Write out the material again exactly, please, and omit the pictures.
#### Records for the exercise ####
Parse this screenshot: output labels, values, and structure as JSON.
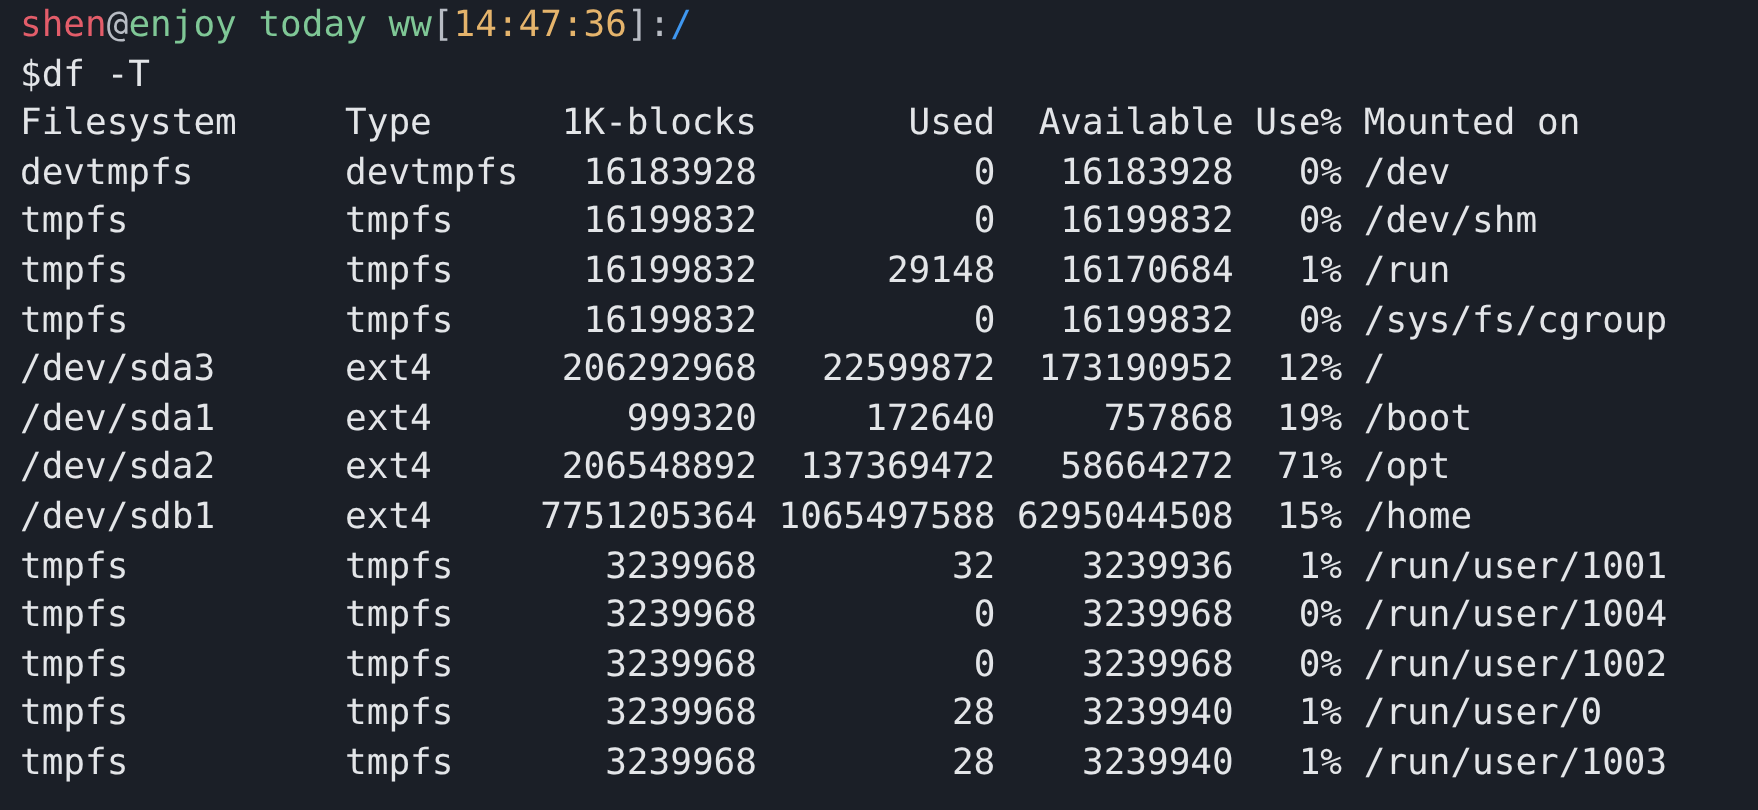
{
  "prompt": {
    "user": "shen",
    "at": "@",
    "host": "enjoy today ww",
    "time_open": "[",
    "time": "14:47:36",
    "time_close": "]",
    "separator": ":",
    "path": "/"
  },
  "command": "$df -T",
  "table": {
    "columns": [
      "Filesystem",
      "Type",
      "1K-blocks",
      "Used",
      "Available",
      "Use%",
      "Mounted on"
    ],
    "rows": [
      [
        "devtmpfs",
        "devtmpfs",
        "16183928",
        "0",
        "16183928",
        "0%",
        "/dev"
      ],
      [
        "tmpfs",
        "tmpfs",
        "16199832",
        "0",
        "16199832",
        "0%",
        "/dev/shm"
      ],
      [
        "tmpfs",
        "tmpfs",
        "16199832",
        "29148",
        "16170684",
        "1%",
        "/run"
      ],
      [
        "tmpfs",
        "tmpfs",
        "16199832",
        "0",
        "16199832",
        "0%",
        "/sys/fs/cgroup"
      ],
      [
        "/dev/sda3",
        "ext4",
        "206292968",
        "22599872",
        "173190952",
        "12%",
        "/"
      ],
      [
        "/dev/sda1",
        "ext4",
        "999320",
        "172640",
        "757868",
        "19%",
        "/boot"
      ],
      [
        "/dev/sda2",
        "ext4",
        "206548892",
        "137369472",
        "58664272",
        "71%",
        "/opt"
      ],
      [
        "/dev/sdb1",
        "ext4",
        "7751205364",
        "1065497588",
        "6295044508",
        "15%",
        "/home"
      ],
      [
        "tmpfs",
        "tmpfs",
        "3239968",
        "32",
        "3239936",
        "1%",
        "/run/user/1001"
      ],
      [
        "tmpfs",
        "tmpfs",
        "3239968",
        "0",
        "3239968",
        "0%",
        "/run/user/1004"
      ],
      [
        "tmpfs",
        "tmpfs",
        "3239968",
        "0",
        "3239968",
        "0%",
        "/run/user/1002"
      ],
      [
        "tmpfs",
        "tmpfs",
        "3239968",
        "28",
        "3239940",
        "1%",
        "/run/user/0"
      ],
      [
        "tmpfs",
        "tmpfs",
        "3239968",
        "28",
        "3239940",
        "1%",
        "/run/user/1003"
      ]
    ]
  }
}
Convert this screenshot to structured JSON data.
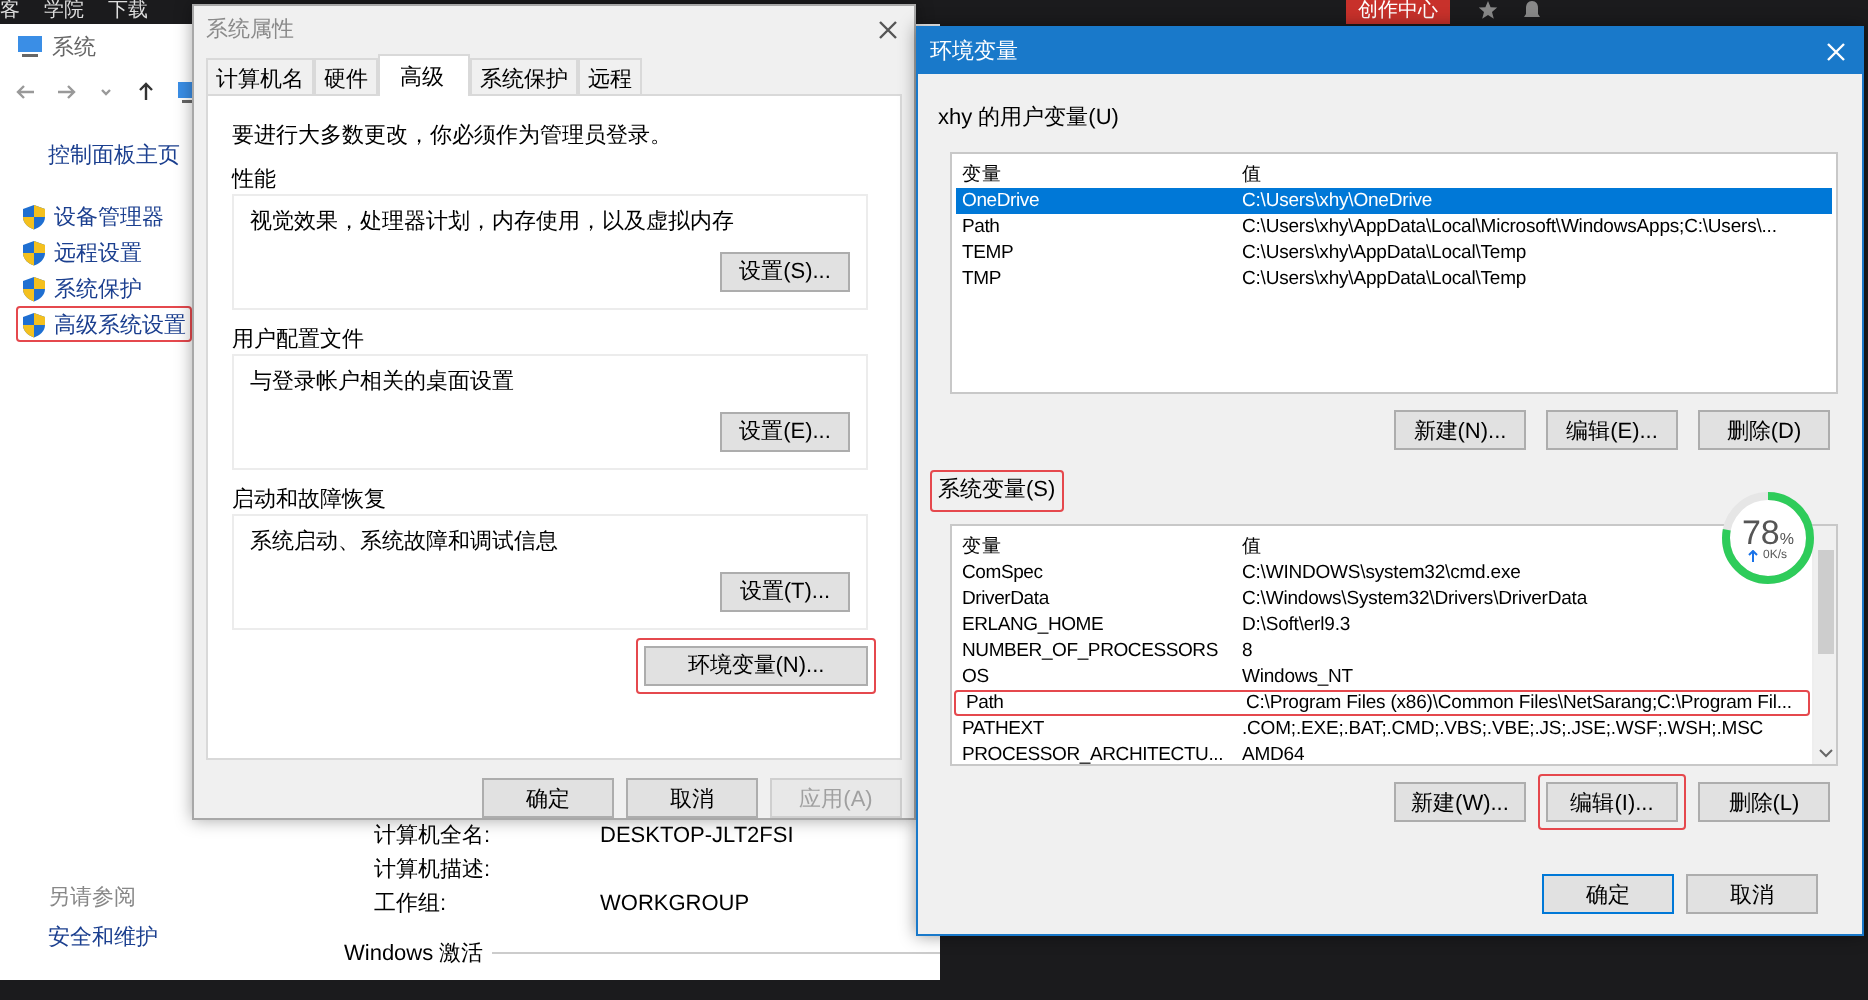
{
  "top_bar": {
    "links": [
      "客",
      "学院",
      "下载"
    ],
    "create_button": "创作中心"
  },
  "system_window": {
    "title": "系统",
    "sidebar": {
      "home": "控制面板主页",
      "items": [
        {
          "label": "设备管理器",
          "highlighted": false
        },
        {
          "label": "远程设置",
          "highlighted": false
        },
        {
          "label": "系统保护",
          "highlighted": false
        },
        {
          "label": "高级系统设置",
          "highlighted": true
        }
      ]
    },
    "see_also": {
      "heading": "另请参阅",
      "links": [
        "安全和维护"
      ]
    },
    "info_rows": [
      {
        "label": "计算机全名:",
        "value": "DESKTOP-JLT2FSI"
      },
      {
        "label": "计算机描述:"
      },
      {
        "label": "工作组:",
        "value": "WORKGROUP"
      }
    ],
    "activation": "Windows 激活"
  },
  "system_properties": {
    "title": "系统属性",
    "tabs": [
      {
        "label": "计算机名",
        "selected": false
      },
      {
        "label": "硬件",
        "selected": false
      },
      {
        "label": "高级",
        "selected": true
      },
      {
        "label": "系统保护",
        "selected": false
      },
      {
        "label": "远程",
        "selected": false
      }
    ],
    "notice": "要进行大多数更改，你必须作为管理员登录。",
    "groups": [
      {
        "title": "性能",
        "description": "视觉效果，处理器计划，内存使用，以及虚拟内存",
        "button": "设置(S)..."
      },
      {
        "title": "用户配置文件",
        "description": "与登录帐户相关的桌面设置",
        "button": "设置(E)..."
      },
      {
        "title": "启动和故障恢复",
        "description": "系统启动、系统故障和调试信息",
        "button": "设置(T)..."
      }
    ],
    "env_button": {
      "label": "环境变量(N)...",
      "highlighted": true
    },
    "buttons": [
      {
        "label": "确定",
        "disabled": false
      },
      {
        "label": "取消",
        "disabled": false
      },
      {
        "label": "应用(A)",
        "disabled": true
      }
    ]
  },
  "environment_variables": {
    "title": "环境变量",
    "user_vars": {
      "title": "xhy 的用户变量(U)",
      "highlighted": false,
      "columns": [
        "变量",
        "值"
      ],
      "rows": [
        {
          "name": "OneDrive",
          "value": "C:\\Users\\xhy\\OneDrive",
          "selected": true,
          "highlighted": false
        },
        {
          "name": "Path",
          "value": "C:\\Users\\xhy\\AppData\\Local\\Microsoft\\WindowsApps;C:\\Users\\...",
          "selected": false,
          "highlighted": false
        },
        {
          "name": "TEMP",
          "value": "C:\\Users\\xhy\\AppData\\Local\\Temp",
          "selected": false,
          "highlighted": false
        },
        {
          "name": "TMP",
          "value": "C:\\Users\\xhy\\AppData\\Local\\Temp",
          "selected": false,
          "highlighted": false
        }
      ],
      "buttons": [
        {
          "label": "新建(N)...",
          "highlighted": false
        },
        {
          "label": "编辑(E)...",
          "highlighted": false
        },
        {
          "label": "删除(D)",
          "highlighted": false
        }
      ]
    },
    "system_vars": {
      "title": "系统变量(S)",
      "highlighted": true,
      "columns": [
        "变量",
        "值"
      ],
      "rows": [
        {
          "name": "ComSpec",
          "value": "C:\\WINDOWS\\system32\\cmd.exe",
          "selected": false,
          "highlighted": false
        },
        {
          "name": "DriverData",
          "value": "C:\\Windows\\System32\\Drivers\\DriverData",
          "selected": false,
          "highlighted": false
        },
        {
          "name": "ERLANG_HOME",
          "value": "D:\\Soft\\erl9.3",
          "selected": false,
          "highlighted": false
        },
        {
          "name": "NUMBER_OF_PROCESSORS",
          "value": "8",
          "selected": false,
          "highlighted": false
        },
        {
          "name": "OS",
          "value": "Windows_NT",
          "selected": false,
          "highlighted": false
        },
        {
          "name": "Path",
          "value": "C:\\Program Files (x86)\\Common Files\\NetSarang;C:\\Program Fil...",
          "selected": false,
          "highlighted": true
        },
        {
          "name": "PATHEXT",
          "value": ".COM;.EXE;.BAT;.CMD;.VBS;.VBE;.JS;.JSE;.WSF;.WSH;.MSC",
          "selected": false,
          "highlighted": false
        },
        {
          "name": "PROCESSOR_ARCHITECTU...",
          "value": "AMD64",
          "selected": false,
          "highlighted": false
        }
      ],
      "buttons": [
        {
          "label": "新建(W)...",
          "highlighted": false
        },
        {
          "label": "编辑(I)...",
          "highlighted": true
        },
        {
          "label": "删除(L)",
          "highlighted": false
        }
      ]
    },
    "buttons": [
      {
        "label": "确定",
        "default": true
      },
      {
        "label": "取消",
        "default": false
      }
    ]
  },
  "speed_widget": {
    "percent": "78",
    "unit": "%",
    "rate": "0K/s",
    "level": 0.78
  }
}
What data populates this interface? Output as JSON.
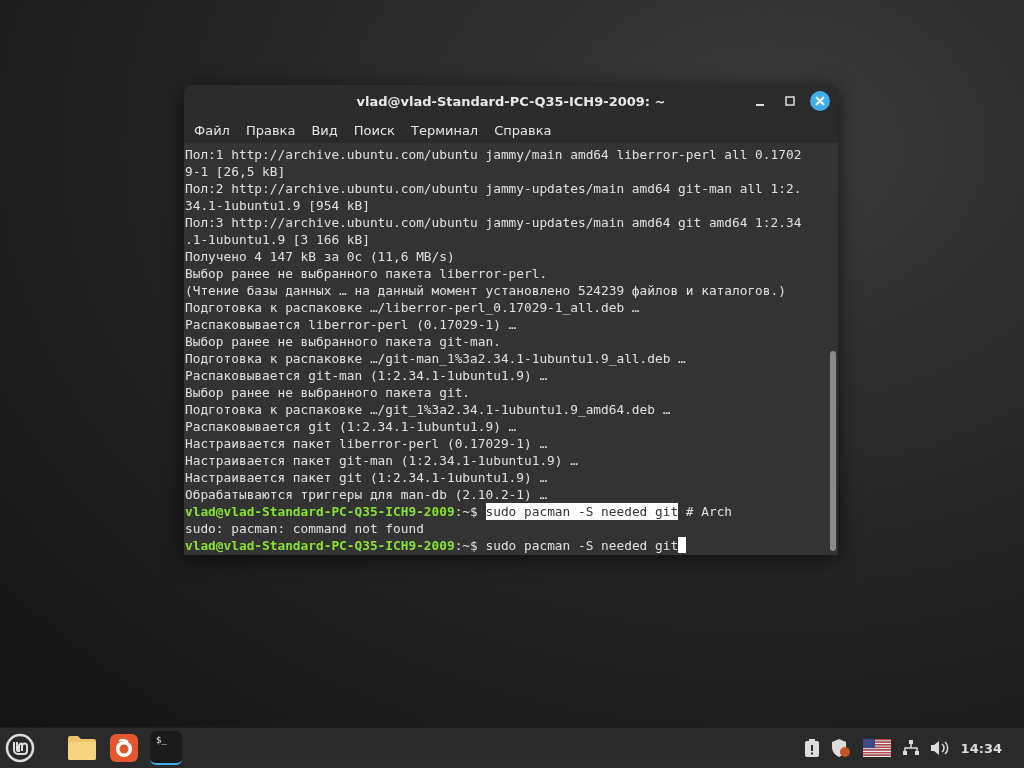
####
Solved exercise -
Parse this screenshot: output labels, values, and structure as JSON.
{
  "prompt": {
    "user": "shen",
    "at": "@",
    "host": "enjoy today ww",
    "time_open": "[",
    "time": "14:47:36",
    "time_close": "]",
    "separator": ":",
    "path": "/"
  },
  "command": "$df -T",
  "table": {
    "columns": [
      "Filesystem",
      "Type",
      "1K-blocks",
      "Used",
      "Available",
      "Use%",
      "Mounted on"
    ],
    "rows": [
      [
        "devtmpfs",
        "devtmpfs",
        "16183928",
        "0",
        "16183928",
        "0%",
        "/dev"
      ],
      [
        "tmpfs",
        "tmpfs",
        "16199832",
        "0",
        "16199832",
        "0%",
        "/dev/shm"
      ],
      [
        "tmpfs",
        "tmpfs",
        "16199832",
        "29148",
        "16170684",
        "1%",
        "/run"
      ],
      [
        "tmpfs",
        "tmpfs",
        "16199832",
        "0",
        "16199832",
        "0%",
        "/sys/fs/cgroup"
      ],
      [
        "/dev/sda3",
        "ext4",
        "206292968",
        "22599872",
        "173190952",
        "12%",
        "/"
      ],
      [
        "/dev/sda1",
        "ext4",
        "999320",
        "172640",
        "757868",
        "19%",
        "/boot"
      ],
      [
        "/dev/sda2",
        "ext4",
        "206548892",
        "137369472",
        "58664272",
        "71%",
        "/opt"
      ],
      [
        "/dev/sdb1",
        "ext4",
        "7751205364",
        "1065497588",
        "6295044508",
        "15%",
        "/home"
      ],
      [
        "tmpfs",
        "tmpfs",
        "3239968",
        "32",
        "3239936",
        "1%",
        "/run/user/1001"
      ],
      [
        "tmpfs",
        "tmpfs",
        "3239968",
        "0",
        "3239968",
        "0%",
        "/run/user/1004"
      ],
      [
        "tmpfs",
        "tmpfs",
        "3239968",
        "0",
        "3239968",
        "0%",
        "/run/user/1002"
      ],
      [
        "tmpfs",
        "tmpfs",
        "3239968",
        "28",
        "3239940",
        "1%",
        "/run/user/0"
      ],
      [
        "tmpfs",
        "tmpfs",
        "3239968",
        "28",
        "3239940",
        "1%",
        "/run/user/1003"
      ]
    ]
  }
}
Convert this screenshot to structured JSON data.
{
  "top_bar": {
    "links": [
      "客",
      "学院",
      "下载"
    ],
    "create_button": "创作中心"
  },
  "system_window": {
    "title": "系统",
    "sidebar": {
      "home": "控制面板主页",
      "items": [
        {
          "label": "设备管理器",
          "highlighted": false
        },
        {
          "label": "远程设置",
          "highlighted": false
        },
        {
          "label": "系统保护",
          "highlighted": false
        },
        {
          "label": "高级系统设置",
          "highlighted": true
        }
      ]
    },
    "see_also": {
      "heading": "另请参阅",
      "links": [
        "安全和维护"
      ]
    },
    "info_rows": [
      {
        "label": "计算机全名:",
        "value": "DESKTOP-JLT2FSI"
      },
      {
        "label": "计算机描述:"
      },
      {
        "label": "工作组:",
        "value": "WORKGROUP"
      }
    ],
    "activation": "Windows 激活"
  },
  "system_properties": {
    "title": "系统属性",
    "tabs": [
      {
        "label": "计算机名",
        "selected": false
      },
      {
        "label": "硬件",
        "selected": false
      },
      {
        "label": "高级",
        "selected": true
      },
      {
        "label": "系统保护",
        "selected": false
      },
      {
        "label": "远程",
        "selected": false
      }
    ],
    "notice": "要进行大多数更改，你必须作为管理员登录。",
    "groups": [
      {
        "title": "性能",
        "description": "视觉效果，处理器计划，内存使用，以及虚拟内存",
        "button": "设置(S)..."
      },
      {
        "title": "用户配置文件",
        "description": "与登录帐户相关的桌面设置",
        "button": "设置(E)..."
      },
      {
        "title": "启动和故障恢复",
        "description": "系统启动、系统故障和调试信息",
        "button": "设置(T)..."
      }
    ],
    "env_button": {
      "label": "环境变量(N)...",
      "highlighted": true
    },
    "buttons": [
      {
        "label": "确定",
        "disabled": false
      },
      {
        "label": "取消",
        "disabled": false
      },
      {
        "label": "应用(A)",
        "disabled": true
      }
    ]
  },
  "environment_variables": {
    "title": "环境变量",
    "user_vars": {
      "title": "xhy 的用户变量(U)",
      "highlighted": false,
      "columns": [
        "变量",
        "值"
      ],
      "rows": [
        {
          "name": "OneDrive",
          "value": "C:\\Users\\xhy\\OneDrive",
          "selected": true,
          "highlighted": false
        },
        {
          "name": "Path",
          "value": "C:\\Users\\xhy\\AppData\\Local\\Microsoft\\WindowsApps;C:\\Users\\...",
          "selected": false,
          "highlighted": false
        },
        {
          "name": "TEMP",
          "value": "C:\\Users\\xhy\\AppData\\Local\\Temp",
          "selected": false,
          "highlighted": false
        },
        {
          "name": "TMP",
          "value": "C:\\Users\\xhy\\AppData\\Local\\Temp",
          "selected": false,
          "highlighted": false
        }
      ],
      "buttons": [
        {
          "label": "新建(N)...",
          "highlighted": false
        },
        {
          "label": "编辑(E)...",
          "highlighted": false
        },
        {
          "label": "删除(D)",
          "highlighted": false
        }
      ]
    },
    "system_vars": {
      "title": "系统变量(S)",
      "highlighted": true,
      "columns": [
        "变量",
        "值"
      ],
      "rows": [
        {
          "name": "ComSpec",
          "value": "C:\\WINDOWS\\system32\\cmd.exe",
          "selected": false,
          "highlighted": false
        },
        {
          "name": "DriverData",
          "value": "C:\\Windows\\System32\\Drivers\\DriverData",
          "selected": false,
          "highlighted": false
        },
        {
          "name": "ERLANG_HOME",
          "value": "D:\\Soft\\erl9.3",
          "selected": false,
          "highlighted": false
        },
        {
          "name": "NUMBER_OF_PROCESSORS",
          "value": "8",
          "selected": false,
          "highlighted": false
        },
        {
          "name": "OS",
          "value": "Windows_NT",
          "selected": false,
          "highlighted": false
        },
        {
          "name": "Path",
          "value": "C:\\Program Files (x86)\\Common Files\\NetSarang;C:\\Program Fil...",
          "selected": false,
          "highlighted": true
        },
        {
          "name": "PATHEXT",
          "value": ".COM;.EXE;.BAT;.CMD;.VBS;.VBE;.JS;.JSE;.WSF;.WSH;.MSC",
          "selected": false,
          "highlighted": false
        },
        {
          "name": "PROCESSOR_ARCHITECTU...",
          "value": "AMD64",
          "selected": false,
          "highlighted": false
        }
      ],
      "buttons": [
        {
          "label": "新建(W)...",
          "highlighted": false
        },
        {
          "label": "编辑(I)...",
          "highlighted": true
        },
        {
          "label": "删除(L)",
          "highlighted": false
        }
      ]
    },
    "buttons": [
      {
        "label": "确定",
        "default": true
      },
      {
        "label": "取消",
        "default": false
      }
    ]
  },
  "speed_widget": {
    "percent": "78",
    "unit": "%",
    "rate": "0K/s",
    "level": 0.78
  }
}
What data populates this interface? Output as JSON.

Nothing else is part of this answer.